■ Exercise details
Type the records out again in full, exactly.

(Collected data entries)
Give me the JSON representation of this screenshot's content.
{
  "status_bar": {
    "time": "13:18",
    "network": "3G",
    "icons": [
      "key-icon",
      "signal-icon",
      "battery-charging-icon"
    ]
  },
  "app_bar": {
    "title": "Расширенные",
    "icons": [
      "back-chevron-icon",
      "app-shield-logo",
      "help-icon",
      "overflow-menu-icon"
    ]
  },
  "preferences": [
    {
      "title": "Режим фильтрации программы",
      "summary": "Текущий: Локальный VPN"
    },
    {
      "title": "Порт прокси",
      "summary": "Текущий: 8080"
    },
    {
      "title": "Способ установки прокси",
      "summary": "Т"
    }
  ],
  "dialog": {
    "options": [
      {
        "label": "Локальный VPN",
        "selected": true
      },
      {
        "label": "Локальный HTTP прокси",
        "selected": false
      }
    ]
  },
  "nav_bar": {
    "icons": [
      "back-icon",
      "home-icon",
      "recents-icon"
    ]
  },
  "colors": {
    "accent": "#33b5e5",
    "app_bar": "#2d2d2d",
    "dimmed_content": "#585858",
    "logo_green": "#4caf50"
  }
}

■ Final result
Give me the JSON representation of this screenshot's content.
{
  "status_bar": {
    "time": "13:18",
    "network": "3G",
    "icons": [
      "key-icon",
      "signal-icon",
      "battery-charging-icon"
    ]
  },
  "app_bar": {
    "title": "Расширенные",
    "icons": [
      "back-chevron-icon",
      "app-shield-logo",
      "help-icon",
      "overflow-menu-icon"
    ]
  },
  "preferences": [
    {
      "title": "Режим фильтрации программы",
      "summary": "Текущий: Локальный VPN"
    },
    {
      "title": "Порт прокси",
      "summary": "Текущий: 8080"
    },
    {
      "title": "Способ установки прокси",
      "summary": "Т"
    }
  ],
  "dialog": {
    "options": [
      {
        "label": "Локальный VPN",
        "selected": true
      },
      {
        "label": "Локальный HTTP прокси",
        "selected": false
      }
    ]
  },
  "nav_bar": {
    "icons": [
      "back-icon",
      "home-icon",
      "recents-icon"
    ]
  },
  "colors": {
    "accent": "#33b5e5",
    "app_bar": "#2d2d2d",
    "dimmed_content": "#585858",
    "logo_green": "#4caf50"
  }
}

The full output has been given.